INPUT ROWS
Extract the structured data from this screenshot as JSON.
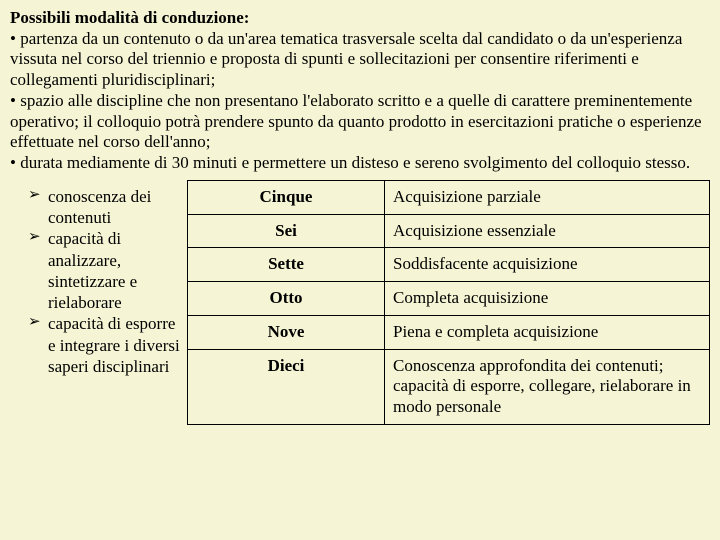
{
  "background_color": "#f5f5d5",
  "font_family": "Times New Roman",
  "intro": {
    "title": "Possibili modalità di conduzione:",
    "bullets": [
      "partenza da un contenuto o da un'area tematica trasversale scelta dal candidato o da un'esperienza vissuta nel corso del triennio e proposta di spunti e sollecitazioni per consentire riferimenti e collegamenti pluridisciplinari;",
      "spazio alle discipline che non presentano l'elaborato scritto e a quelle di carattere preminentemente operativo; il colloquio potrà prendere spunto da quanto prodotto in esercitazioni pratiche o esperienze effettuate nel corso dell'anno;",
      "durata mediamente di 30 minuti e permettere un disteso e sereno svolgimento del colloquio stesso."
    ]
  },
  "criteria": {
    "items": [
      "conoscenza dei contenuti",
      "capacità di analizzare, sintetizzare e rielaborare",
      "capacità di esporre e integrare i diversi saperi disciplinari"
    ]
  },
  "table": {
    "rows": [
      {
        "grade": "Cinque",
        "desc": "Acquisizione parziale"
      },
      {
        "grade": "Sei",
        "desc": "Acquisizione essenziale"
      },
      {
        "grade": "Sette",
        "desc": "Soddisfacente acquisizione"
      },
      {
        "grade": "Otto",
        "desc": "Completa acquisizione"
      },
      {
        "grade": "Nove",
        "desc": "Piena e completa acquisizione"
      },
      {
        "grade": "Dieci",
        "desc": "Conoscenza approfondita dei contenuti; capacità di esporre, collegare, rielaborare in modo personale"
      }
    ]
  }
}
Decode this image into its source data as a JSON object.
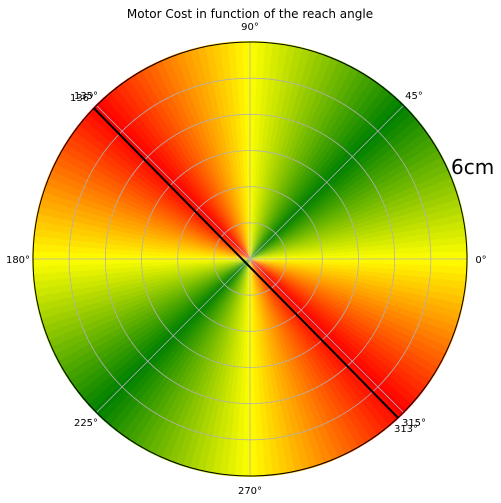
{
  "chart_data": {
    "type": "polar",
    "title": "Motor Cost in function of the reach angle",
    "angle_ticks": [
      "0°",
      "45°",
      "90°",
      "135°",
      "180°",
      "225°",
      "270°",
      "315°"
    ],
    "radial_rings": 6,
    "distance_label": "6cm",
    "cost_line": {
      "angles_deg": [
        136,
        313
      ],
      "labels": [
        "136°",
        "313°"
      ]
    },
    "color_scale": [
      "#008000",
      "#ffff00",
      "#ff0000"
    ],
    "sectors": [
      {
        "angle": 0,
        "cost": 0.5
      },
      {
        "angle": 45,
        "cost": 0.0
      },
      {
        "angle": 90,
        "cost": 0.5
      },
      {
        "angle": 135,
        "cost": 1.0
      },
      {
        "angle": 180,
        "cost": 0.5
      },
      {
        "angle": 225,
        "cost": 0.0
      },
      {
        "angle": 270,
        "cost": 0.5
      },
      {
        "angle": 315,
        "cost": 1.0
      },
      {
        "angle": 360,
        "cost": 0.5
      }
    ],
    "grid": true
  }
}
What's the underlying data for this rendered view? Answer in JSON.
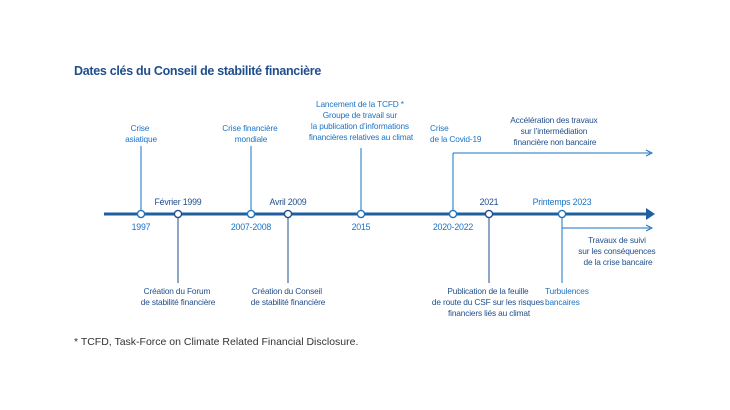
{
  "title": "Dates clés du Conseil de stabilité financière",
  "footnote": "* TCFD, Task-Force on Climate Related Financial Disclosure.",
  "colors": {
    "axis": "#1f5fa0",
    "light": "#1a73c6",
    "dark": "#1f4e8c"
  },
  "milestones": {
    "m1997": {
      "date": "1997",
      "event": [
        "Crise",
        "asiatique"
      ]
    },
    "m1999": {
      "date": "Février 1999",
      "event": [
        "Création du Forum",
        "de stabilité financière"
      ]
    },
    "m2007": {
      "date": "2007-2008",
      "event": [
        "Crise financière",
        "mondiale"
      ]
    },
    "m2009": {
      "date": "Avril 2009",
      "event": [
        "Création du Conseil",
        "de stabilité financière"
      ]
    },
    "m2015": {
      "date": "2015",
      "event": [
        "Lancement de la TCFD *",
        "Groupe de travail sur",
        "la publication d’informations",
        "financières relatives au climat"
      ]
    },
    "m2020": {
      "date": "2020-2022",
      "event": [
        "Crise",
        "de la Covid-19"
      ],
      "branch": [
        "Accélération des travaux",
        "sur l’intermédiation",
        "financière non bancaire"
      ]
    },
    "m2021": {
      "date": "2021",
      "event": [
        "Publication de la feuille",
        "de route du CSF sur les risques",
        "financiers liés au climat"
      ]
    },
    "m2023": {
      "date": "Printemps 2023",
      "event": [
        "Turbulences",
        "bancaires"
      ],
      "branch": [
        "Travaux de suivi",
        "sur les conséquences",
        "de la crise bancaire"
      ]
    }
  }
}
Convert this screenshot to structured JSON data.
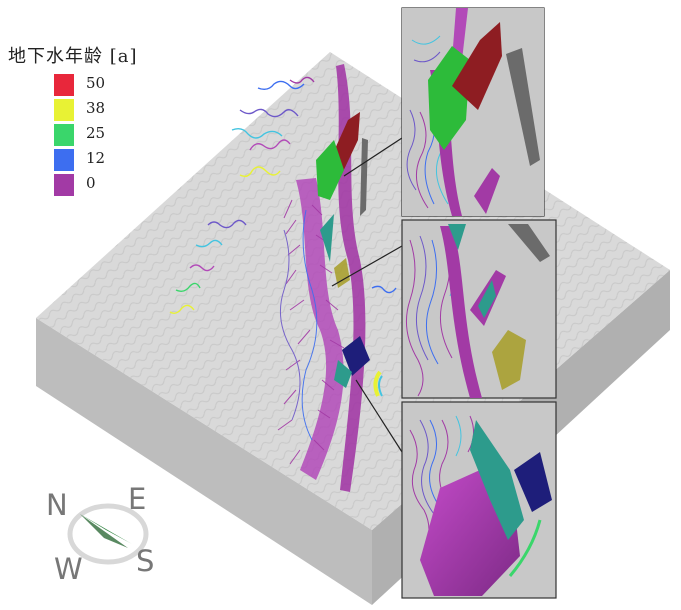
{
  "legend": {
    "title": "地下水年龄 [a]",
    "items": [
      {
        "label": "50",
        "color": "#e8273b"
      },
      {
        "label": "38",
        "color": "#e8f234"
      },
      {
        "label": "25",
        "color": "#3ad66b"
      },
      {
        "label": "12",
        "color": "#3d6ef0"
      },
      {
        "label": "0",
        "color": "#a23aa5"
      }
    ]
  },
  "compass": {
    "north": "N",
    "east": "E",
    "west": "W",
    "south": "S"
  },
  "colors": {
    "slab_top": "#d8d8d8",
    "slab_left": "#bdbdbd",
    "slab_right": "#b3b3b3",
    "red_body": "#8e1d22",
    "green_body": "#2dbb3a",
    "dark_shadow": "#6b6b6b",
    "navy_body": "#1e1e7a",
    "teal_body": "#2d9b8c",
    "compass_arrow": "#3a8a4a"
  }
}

---

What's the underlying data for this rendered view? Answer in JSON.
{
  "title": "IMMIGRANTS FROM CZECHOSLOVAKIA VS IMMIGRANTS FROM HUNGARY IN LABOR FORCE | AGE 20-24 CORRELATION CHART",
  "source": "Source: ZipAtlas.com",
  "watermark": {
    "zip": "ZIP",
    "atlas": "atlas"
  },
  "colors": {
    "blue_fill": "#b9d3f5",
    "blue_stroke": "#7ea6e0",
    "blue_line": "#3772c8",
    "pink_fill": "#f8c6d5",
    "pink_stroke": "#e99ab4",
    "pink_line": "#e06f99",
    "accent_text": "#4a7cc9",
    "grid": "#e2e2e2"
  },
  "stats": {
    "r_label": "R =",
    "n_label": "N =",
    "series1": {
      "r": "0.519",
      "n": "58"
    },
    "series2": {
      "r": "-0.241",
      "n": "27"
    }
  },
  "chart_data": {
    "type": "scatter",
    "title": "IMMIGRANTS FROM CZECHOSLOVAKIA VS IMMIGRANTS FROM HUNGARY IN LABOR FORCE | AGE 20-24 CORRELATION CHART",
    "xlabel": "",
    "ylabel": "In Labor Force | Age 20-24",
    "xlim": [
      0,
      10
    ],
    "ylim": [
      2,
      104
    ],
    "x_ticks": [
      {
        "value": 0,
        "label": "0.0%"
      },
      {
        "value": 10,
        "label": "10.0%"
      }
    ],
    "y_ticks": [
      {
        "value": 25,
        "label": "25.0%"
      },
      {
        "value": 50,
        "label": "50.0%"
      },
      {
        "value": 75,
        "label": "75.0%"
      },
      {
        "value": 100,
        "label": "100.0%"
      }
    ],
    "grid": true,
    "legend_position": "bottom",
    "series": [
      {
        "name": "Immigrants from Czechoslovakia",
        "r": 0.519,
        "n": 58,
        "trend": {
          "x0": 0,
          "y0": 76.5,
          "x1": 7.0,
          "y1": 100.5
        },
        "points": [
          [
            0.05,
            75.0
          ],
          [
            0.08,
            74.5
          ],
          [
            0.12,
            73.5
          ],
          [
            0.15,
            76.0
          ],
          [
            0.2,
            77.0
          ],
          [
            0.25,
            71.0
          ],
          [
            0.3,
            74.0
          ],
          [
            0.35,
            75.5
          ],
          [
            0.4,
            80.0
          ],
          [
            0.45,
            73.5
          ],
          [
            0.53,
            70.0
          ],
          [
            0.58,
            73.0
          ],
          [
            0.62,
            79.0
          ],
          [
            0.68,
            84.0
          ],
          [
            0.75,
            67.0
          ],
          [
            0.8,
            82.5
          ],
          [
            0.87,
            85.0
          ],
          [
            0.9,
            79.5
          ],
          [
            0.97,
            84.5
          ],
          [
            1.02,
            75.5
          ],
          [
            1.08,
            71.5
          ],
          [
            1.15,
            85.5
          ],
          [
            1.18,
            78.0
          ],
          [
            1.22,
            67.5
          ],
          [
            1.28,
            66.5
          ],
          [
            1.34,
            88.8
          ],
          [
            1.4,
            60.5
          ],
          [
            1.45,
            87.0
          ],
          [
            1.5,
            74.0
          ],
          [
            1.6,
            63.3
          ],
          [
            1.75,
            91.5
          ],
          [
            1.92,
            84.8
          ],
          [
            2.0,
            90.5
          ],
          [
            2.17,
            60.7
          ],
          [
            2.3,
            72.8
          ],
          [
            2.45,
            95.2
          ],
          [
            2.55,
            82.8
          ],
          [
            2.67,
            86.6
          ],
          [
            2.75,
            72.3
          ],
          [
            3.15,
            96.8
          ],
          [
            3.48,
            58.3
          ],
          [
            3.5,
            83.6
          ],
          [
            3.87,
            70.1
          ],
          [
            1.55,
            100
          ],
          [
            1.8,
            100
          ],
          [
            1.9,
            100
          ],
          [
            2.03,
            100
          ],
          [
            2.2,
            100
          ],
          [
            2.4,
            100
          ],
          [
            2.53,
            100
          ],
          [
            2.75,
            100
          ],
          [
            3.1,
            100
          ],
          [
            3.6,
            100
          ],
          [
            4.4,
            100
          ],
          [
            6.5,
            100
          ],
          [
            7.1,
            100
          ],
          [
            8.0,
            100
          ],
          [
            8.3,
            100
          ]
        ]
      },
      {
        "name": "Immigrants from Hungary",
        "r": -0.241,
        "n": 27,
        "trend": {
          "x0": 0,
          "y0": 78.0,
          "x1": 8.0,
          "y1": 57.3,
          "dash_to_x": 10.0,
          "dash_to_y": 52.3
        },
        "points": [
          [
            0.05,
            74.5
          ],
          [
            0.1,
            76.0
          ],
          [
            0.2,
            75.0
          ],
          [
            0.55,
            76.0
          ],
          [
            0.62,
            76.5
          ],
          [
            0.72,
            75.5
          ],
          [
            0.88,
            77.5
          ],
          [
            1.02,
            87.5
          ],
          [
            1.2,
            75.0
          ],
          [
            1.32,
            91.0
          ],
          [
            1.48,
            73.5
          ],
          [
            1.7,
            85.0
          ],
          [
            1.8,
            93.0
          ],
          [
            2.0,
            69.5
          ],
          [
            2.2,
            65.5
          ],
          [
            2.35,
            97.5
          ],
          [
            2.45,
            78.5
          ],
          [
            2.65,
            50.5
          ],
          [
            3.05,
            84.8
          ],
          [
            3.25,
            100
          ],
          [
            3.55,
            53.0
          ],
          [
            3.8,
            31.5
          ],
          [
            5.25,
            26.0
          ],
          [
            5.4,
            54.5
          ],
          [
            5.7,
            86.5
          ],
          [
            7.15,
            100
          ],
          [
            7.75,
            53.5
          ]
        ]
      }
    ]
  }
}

WORK INSTRUCTIONS
Find the word "grade" in the records and pull out each line that has it.

SOLUTION FOR THIS TASK
        "grade": "Cinque",
        "grade": "Sei",
        "grade": "Sette",
        "grade": "Otto",
        "grade": "Nove",
        "grade": "Dieci",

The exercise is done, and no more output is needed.